[A block of data]
◆ ◆ ◆

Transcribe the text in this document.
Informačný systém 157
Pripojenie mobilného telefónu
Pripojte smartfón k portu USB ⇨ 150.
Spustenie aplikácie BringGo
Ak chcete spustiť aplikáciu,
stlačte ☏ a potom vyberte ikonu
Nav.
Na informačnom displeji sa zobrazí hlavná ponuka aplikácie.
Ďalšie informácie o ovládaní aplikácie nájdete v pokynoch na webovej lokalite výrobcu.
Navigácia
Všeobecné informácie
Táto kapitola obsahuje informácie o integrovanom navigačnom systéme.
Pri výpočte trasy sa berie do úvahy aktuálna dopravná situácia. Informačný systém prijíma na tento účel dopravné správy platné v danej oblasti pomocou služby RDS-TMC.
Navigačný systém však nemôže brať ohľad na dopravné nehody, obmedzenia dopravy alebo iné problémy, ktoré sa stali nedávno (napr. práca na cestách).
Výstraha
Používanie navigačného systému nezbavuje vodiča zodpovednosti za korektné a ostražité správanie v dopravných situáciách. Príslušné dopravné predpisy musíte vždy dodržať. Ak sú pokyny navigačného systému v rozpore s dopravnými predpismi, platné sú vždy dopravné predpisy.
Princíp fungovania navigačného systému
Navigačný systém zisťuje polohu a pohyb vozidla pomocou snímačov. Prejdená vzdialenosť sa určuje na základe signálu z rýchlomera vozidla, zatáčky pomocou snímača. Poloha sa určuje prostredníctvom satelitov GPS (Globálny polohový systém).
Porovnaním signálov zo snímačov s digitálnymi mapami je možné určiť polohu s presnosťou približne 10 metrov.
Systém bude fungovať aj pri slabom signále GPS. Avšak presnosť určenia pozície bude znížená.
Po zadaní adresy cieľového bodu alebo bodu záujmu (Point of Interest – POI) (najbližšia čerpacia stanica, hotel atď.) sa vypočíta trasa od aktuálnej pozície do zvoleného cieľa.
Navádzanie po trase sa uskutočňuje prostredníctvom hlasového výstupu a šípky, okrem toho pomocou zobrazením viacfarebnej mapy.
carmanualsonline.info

◆ ◆ ◆

[What to produce]: Return every line from the records above that holds the word "Navigačný".

[Response]:
Navigačný systém však nemôže brať ohľad na dopravné nehody, obmedzenia dopravy alebo iné problémy, ktoré sa stali nedávno (napr. práca na cestách).
Navigačný systém zisťuje polohu a pohyb vozidla pomocou snímačov. Prejdená vzdialenosť sa určuje na základe signálu z rýchlomera vozidla, zatáčky pomocou snímača. Poloha sa určuje prostredníctvom satelitov GPS (Globálny polohový systém).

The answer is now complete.